§ **AIM OF THE TASK**
Copy out the whole essay on information security and the law word for word.

EXTRACT TO READ Start Marker

Ever since I was allowed to touch my mother’s computer (at the tender age of 7), I have been sucked into the world of security. Back when the WWW was still developing and applications were not as sophisticated as they are now, the level of information security was equally poor. Nowadays, many users take for granted encryption algorithms like AES, triple DES, RSA, etc. All of which, practically speaking, don’t allow potential intruders without prior knowledge of the keys to read the encrypted data, provided that the algorithm is properly implemented. Ask yourself these questions: do you use the same password over and over again? Have you ever used really easy passcodes like ‘1111’ or ‘1234’? Do you have a passcode for your electronics?
Cryptography and information security has evolved so much that users don’t think about breaches until after an attack. On the other hand, because security has gotten so evolved, it’s now a hassle to remember long passwords, two/three-steps verifications, and all the other features that are meant to protect our information. How do you balance accessibility and data security?
So here’s the thing. Law has always been resistant to change. As we have seen with past jurisprudence, changes only come when specific circumstances are fulfilled and society’s mindset and values have changed. It takes years, sometimes decades, to effect change in the law. Why change something that works, right? This is the complete opposite of technology. Every day, technology is trying to change, for the better or worse, it’s ever changing. If you want an example, look at the Apple iPhone. Every year a new model comes out. How about laptops? CPU chips are getting smaller and more powerful every day.

EXTRACT TO READ End Marker
PROVIDED INFORMATION Start Marker

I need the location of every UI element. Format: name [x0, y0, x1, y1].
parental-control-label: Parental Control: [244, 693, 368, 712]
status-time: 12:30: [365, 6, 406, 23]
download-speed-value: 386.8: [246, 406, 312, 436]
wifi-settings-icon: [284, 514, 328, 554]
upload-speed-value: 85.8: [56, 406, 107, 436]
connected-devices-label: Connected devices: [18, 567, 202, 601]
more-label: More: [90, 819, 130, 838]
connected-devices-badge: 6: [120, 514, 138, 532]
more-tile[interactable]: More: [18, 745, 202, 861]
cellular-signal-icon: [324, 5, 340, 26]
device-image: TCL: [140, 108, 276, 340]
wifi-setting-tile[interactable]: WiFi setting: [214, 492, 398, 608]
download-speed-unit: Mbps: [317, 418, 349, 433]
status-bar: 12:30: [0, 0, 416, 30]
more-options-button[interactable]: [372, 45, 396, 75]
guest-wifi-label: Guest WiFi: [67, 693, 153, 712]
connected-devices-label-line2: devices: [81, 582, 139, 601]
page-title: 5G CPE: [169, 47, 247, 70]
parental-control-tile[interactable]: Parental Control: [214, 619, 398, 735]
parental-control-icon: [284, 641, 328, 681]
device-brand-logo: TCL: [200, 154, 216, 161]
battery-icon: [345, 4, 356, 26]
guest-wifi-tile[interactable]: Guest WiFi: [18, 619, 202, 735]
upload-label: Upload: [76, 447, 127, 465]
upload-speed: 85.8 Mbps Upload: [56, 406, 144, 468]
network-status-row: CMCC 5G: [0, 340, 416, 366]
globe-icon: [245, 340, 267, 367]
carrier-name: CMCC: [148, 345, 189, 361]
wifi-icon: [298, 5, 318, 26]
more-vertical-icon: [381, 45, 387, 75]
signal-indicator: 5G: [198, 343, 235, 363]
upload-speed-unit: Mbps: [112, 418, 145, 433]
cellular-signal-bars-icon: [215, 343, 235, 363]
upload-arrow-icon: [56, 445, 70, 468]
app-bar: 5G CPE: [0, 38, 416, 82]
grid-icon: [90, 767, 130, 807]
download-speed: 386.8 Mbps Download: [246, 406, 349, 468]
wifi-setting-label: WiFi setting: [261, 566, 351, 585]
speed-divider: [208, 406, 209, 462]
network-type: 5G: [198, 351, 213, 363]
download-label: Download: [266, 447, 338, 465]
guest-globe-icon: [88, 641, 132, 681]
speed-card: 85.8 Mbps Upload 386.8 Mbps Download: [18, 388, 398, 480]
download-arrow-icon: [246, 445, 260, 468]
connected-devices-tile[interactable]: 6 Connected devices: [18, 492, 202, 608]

PROVIDED INFORMATION End Marker

§ **REPLY TO THE EXERCISE**
Ever since I was allowed to touch my mother’s computer (at the tender age of 7), I have been sucked into the world of security. Back when the WWW was still developing and applications were not as sophisticated as they are now, the level of information security was equally poor. Nowadays, many users take for granted encryption algorithms like AES, triple DES, RSA, etc. All of which, practically speaking, don’t allow potential intruders without prior knowledge of the keys to read the encrypted data, provided that the algorithm is properly implemented. Ask yourself these questions: do you use the same password over and over again? Have you ever used really easy passcodes like ‘1111’ or ‘1234’? Do you have a passcode for your electronics?
Cryptography and information security has evolved so much that users don’t think about breaches until after an attack. On the other hand, because security has gotten so evolved, it’s now a hassle to remember long passwords, two/three-steps verifications, and all the other features that are meant to protect our information. How do you balance accessibility and data security?
So here’s the thing. Law has always been resistant to change. As we have seen with past jurisprudence, changes only come when specific circumstances are fulfilled and society’s mindset and values have changed. It takes years, sometimes decades, to effect change in the law. Why change something that works, right? This is the complete opposite of technology. Every day, technology is trying to change, for the better or worse, it’s ever changing. If you want an example, look at the Apple iPhone. Every year a new model comes out. How about laptops? CPU chips are getting smaller and more powerful every day.